◆ WHAT IS REQUIRED:
Report only the number of lines in the records that contain the word "JSON".

= = = = =

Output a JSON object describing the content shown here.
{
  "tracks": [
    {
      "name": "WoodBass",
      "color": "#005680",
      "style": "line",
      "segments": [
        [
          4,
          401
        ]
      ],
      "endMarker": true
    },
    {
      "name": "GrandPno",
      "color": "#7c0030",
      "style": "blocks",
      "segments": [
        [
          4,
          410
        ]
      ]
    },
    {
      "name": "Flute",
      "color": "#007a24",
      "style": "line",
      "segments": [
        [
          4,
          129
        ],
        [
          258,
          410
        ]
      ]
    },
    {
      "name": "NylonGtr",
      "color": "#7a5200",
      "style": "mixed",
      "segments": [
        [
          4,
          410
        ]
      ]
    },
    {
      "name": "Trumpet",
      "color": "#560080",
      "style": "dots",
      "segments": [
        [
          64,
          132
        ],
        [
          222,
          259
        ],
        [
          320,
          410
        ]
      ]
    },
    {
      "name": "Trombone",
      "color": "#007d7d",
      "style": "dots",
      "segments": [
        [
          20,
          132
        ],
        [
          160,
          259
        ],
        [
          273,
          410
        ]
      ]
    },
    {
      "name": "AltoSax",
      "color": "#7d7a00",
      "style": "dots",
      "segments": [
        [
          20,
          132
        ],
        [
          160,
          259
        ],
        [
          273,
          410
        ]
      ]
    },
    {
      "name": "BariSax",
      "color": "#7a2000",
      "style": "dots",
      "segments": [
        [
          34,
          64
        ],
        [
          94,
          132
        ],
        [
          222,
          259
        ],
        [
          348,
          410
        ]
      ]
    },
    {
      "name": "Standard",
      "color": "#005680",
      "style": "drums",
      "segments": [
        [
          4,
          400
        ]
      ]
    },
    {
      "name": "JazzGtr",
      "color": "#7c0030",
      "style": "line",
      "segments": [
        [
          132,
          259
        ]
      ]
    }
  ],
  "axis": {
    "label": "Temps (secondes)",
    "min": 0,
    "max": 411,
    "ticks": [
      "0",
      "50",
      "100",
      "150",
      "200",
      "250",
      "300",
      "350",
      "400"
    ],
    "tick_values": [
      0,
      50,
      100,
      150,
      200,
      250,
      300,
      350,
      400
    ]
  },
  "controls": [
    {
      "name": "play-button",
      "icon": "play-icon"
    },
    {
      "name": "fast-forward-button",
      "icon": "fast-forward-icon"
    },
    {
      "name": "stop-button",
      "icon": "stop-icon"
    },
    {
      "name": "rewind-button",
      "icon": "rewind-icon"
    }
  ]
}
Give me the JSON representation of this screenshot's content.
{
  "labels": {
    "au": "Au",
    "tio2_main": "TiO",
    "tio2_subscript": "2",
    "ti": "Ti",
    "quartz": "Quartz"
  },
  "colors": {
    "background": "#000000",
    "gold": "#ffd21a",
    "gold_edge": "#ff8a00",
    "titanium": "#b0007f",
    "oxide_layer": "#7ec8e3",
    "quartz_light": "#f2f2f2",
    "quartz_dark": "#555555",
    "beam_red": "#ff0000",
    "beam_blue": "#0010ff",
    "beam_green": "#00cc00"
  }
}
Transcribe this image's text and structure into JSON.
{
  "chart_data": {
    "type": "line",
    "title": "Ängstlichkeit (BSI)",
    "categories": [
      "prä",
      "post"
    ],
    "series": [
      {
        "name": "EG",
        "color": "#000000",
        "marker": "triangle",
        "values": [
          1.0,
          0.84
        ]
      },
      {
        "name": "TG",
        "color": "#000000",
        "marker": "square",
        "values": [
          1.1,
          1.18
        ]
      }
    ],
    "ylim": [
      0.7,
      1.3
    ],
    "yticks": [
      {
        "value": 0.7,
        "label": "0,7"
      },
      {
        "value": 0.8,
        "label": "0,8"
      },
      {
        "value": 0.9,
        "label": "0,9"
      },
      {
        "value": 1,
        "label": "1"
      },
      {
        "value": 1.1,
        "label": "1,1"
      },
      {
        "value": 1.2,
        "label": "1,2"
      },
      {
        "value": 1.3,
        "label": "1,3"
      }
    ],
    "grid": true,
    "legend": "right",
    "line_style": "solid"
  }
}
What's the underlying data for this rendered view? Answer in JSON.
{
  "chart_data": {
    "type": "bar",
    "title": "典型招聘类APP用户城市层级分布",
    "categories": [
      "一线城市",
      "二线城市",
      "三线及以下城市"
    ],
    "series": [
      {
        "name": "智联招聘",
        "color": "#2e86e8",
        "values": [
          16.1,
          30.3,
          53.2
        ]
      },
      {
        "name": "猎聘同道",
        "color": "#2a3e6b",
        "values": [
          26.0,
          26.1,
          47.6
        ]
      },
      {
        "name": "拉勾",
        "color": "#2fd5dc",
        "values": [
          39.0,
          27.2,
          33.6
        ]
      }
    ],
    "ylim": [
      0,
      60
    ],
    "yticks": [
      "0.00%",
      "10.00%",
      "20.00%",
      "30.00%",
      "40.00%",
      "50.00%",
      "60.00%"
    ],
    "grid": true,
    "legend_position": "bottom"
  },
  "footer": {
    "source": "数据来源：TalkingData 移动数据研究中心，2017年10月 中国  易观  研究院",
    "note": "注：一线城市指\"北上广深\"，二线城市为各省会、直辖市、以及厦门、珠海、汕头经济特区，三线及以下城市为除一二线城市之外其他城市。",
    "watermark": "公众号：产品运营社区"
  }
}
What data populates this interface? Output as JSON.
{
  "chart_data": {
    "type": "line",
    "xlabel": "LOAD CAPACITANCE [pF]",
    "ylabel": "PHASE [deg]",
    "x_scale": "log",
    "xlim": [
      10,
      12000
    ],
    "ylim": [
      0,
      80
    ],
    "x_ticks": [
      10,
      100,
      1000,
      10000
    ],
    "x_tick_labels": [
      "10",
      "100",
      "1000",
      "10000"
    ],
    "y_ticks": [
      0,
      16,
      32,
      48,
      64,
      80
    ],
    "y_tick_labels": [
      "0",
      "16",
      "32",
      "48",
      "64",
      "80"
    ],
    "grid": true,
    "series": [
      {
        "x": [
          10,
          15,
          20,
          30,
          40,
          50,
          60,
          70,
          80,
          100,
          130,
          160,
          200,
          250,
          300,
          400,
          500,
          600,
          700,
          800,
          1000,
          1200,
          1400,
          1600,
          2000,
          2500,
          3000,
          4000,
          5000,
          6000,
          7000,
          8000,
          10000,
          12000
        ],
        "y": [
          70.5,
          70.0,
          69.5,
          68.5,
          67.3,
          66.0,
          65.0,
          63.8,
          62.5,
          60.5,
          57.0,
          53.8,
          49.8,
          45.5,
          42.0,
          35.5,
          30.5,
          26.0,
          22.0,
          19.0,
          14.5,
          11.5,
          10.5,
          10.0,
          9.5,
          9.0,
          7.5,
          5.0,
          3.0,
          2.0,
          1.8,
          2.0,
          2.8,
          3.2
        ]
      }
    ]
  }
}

= = = = =

◆ CORRECT RESULT:
5